PROBLEM DESCRIPTION » Copy all lines in which the word "ylabel" can be found.

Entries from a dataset
____________________
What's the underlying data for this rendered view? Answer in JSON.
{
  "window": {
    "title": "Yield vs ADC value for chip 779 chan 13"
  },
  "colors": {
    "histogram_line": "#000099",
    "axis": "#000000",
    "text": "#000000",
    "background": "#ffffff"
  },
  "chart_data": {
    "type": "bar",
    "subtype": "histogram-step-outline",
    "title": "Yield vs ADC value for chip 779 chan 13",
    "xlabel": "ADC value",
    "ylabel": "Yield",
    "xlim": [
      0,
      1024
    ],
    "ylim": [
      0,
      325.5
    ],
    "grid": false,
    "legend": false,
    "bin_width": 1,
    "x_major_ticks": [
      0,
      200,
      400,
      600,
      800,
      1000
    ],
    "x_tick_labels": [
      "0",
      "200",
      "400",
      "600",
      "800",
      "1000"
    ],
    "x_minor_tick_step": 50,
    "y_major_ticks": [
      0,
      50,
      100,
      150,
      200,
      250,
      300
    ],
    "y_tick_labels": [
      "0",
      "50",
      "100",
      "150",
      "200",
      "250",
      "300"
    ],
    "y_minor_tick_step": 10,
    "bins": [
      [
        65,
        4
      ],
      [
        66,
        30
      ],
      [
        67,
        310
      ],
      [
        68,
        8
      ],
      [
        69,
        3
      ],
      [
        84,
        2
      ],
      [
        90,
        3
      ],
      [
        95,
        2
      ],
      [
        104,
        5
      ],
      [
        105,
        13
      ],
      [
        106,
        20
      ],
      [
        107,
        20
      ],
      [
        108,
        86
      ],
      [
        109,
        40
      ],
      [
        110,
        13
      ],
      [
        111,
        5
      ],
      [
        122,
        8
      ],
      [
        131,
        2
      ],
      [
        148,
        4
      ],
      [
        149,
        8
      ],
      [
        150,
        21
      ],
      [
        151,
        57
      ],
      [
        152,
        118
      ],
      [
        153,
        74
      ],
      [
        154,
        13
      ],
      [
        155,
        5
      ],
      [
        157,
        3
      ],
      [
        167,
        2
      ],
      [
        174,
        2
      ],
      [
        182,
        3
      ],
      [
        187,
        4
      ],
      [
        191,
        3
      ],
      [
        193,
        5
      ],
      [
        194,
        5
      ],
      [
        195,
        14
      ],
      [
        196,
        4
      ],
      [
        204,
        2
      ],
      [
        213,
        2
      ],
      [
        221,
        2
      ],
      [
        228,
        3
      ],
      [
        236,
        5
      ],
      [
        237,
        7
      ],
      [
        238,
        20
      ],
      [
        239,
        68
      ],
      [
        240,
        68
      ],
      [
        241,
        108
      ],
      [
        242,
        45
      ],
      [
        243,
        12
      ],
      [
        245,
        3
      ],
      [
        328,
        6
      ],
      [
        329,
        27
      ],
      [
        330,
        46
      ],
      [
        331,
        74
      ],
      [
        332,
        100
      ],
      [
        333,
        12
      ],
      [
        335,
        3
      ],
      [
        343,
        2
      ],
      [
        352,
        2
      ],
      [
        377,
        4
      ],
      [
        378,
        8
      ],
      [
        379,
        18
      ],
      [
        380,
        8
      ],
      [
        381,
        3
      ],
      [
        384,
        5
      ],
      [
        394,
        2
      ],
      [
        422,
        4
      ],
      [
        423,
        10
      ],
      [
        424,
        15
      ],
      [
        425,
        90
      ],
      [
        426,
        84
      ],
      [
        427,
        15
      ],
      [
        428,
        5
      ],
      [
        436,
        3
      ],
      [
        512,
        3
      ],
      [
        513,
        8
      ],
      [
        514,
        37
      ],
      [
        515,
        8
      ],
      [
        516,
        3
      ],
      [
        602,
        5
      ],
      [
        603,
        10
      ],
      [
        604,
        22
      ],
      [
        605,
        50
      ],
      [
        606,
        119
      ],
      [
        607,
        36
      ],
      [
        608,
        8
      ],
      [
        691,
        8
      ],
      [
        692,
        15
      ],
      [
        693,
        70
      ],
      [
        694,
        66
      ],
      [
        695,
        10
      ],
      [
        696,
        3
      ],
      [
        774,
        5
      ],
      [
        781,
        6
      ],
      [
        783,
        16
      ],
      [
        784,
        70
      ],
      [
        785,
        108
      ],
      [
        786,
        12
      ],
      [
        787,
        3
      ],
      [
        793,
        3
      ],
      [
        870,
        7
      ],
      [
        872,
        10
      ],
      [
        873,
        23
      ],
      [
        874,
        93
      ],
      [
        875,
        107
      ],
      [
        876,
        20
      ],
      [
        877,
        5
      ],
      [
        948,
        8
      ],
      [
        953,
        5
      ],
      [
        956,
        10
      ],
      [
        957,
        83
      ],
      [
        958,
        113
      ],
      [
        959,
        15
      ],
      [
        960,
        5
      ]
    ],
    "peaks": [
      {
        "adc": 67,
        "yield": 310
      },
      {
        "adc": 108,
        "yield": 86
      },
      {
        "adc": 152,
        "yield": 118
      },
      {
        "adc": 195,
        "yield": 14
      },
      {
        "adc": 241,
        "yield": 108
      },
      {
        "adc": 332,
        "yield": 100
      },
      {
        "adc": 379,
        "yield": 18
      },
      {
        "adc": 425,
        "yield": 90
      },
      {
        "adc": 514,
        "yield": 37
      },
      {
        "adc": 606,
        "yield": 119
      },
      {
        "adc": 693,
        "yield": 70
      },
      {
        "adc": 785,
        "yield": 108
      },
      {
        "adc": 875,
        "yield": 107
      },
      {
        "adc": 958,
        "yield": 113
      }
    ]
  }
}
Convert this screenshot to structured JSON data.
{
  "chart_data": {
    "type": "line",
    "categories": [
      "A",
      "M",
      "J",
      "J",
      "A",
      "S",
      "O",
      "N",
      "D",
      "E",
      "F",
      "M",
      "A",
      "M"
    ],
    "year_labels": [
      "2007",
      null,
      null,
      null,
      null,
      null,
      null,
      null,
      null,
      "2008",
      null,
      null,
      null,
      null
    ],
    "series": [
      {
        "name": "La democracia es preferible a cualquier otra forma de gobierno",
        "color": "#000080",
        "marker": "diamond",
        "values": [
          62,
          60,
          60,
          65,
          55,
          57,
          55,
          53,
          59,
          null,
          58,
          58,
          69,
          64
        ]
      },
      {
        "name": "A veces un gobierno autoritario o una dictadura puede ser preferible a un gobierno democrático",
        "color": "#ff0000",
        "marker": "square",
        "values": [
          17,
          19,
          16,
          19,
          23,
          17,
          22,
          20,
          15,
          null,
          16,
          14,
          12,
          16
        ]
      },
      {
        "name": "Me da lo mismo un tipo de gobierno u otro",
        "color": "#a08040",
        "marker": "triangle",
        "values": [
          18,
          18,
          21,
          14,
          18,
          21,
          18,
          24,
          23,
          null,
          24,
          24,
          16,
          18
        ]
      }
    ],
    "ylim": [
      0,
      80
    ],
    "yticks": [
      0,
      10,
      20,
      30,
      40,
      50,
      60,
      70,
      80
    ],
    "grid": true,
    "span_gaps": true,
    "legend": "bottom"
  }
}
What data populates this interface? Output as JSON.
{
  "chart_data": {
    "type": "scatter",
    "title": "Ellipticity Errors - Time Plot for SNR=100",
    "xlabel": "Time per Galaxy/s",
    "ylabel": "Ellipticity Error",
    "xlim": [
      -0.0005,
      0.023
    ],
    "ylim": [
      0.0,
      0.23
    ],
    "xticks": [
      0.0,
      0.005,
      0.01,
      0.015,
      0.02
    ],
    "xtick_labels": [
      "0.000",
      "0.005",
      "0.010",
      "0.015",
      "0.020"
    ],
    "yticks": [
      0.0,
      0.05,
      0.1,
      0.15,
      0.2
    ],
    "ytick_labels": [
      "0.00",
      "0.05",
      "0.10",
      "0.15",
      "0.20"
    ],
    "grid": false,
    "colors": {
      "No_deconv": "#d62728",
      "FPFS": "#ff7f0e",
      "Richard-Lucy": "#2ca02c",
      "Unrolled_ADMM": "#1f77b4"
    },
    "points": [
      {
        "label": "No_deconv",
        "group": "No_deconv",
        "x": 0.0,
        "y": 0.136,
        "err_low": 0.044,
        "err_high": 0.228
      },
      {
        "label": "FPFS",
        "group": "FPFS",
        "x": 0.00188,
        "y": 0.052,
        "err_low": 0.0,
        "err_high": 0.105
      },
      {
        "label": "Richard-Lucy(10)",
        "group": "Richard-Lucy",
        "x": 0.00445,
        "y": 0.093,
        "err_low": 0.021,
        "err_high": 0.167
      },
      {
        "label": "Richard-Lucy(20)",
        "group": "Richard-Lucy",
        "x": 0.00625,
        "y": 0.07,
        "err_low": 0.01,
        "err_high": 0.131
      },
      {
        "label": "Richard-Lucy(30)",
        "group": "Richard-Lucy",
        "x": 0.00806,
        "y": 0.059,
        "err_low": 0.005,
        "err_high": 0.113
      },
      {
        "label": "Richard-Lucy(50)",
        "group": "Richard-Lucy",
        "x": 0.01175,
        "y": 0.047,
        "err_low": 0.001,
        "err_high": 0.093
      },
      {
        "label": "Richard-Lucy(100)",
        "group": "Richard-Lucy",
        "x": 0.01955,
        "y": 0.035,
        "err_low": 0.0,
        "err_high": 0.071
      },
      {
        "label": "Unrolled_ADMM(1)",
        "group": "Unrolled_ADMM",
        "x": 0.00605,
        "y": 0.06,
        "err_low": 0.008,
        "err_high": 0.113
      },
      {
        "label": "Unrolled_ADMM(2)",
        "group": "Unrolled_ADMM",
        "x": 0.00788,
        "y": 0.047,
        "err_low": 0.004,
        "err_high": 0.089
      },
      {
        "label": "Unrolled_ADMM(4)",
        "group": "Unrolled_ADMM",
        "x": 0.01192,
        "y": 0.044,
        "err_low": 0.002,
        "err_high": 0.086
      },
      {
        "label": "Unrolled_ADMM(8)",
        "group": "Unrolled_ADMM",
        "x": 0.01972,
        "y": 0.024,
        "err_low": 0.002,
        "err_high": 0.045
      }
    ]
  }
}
____________________
OUTPUT BELOW »
    "ylabel": "Yield",
    "ylabel": "Ellipticity Error",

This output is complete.